* _WHAT IS ASKED_:
Go through the entries below and collect each line with the string "JSON" in it.

Stored data
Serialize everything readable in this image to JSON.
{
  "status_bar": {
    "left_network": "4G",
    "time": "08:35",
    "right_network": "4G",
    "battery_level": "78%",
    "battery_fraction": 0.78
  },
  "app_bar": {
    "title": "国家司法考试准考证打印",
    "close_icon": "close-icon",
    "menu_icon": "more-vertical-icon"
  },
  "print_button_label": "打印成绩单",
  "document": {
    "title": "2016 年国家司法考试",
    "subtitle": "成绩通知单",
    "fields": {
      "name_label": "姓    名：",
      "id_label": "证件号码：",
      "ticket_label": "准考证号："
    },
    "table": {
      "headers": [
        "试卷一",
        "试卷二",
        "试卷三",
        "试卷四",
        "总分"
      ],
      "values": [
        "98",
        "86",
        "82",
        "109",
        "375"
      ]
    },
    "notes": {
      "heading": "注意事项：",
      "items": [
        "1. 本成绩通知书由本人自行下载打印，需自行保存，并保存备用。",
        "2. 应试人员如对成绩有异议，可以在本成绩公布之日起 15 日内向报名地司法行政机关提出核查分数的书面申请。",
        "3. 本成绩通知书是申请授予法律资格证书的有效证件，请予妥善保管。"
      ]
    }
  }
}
...
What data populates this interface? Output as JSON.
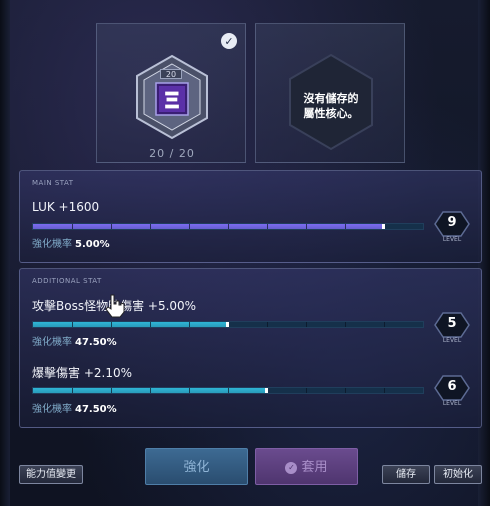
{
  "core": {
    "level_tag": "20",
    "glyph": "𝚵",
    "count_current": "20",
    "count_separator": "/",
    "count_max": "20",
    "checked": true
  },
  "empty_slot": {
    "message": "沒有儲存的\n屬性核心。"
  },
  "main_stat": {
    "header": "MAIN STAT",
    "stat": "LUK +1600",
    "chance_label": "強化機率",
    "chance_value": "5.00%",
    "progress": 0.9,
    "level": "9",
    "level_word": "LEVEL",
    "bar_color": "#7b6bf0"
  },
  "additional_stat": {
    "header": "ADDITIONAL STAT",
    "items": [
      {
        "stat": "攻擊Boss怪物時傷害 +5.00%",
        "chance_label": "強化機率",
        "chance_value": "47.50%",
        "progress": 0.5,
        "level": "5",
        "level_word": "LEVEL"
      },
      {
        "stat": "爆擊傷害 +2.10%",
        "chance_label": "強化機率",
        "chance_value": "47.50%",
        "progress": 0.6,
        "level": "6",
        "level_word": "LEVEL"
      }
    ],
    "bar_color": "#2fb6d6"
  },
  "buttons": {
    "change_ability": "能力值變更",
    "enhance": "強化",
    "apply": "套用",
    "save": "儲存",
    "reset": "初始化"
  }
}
==
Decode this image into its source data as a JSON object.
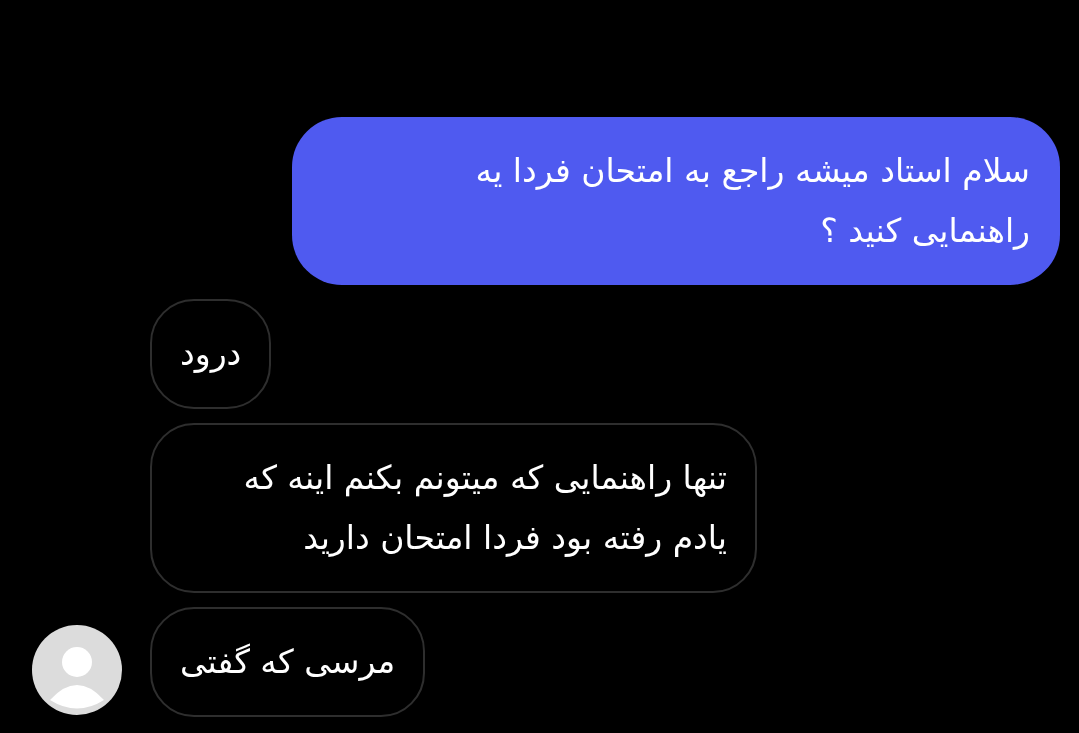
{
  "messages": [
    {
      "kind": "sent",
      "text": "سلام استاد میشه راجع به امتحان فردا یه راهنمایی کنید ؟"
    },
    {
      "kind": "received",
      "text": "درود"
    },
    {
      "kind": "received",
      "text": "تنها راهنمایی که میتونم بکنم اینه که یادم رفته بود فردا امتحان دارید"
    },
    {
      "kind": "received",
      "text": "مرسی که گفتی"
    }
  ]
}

* _TASK RESPONSE_:
Serialize everything readable in this image to JSON.
What data populates this interface? Output as JSON.
Decode this image into its source data as a JSON object.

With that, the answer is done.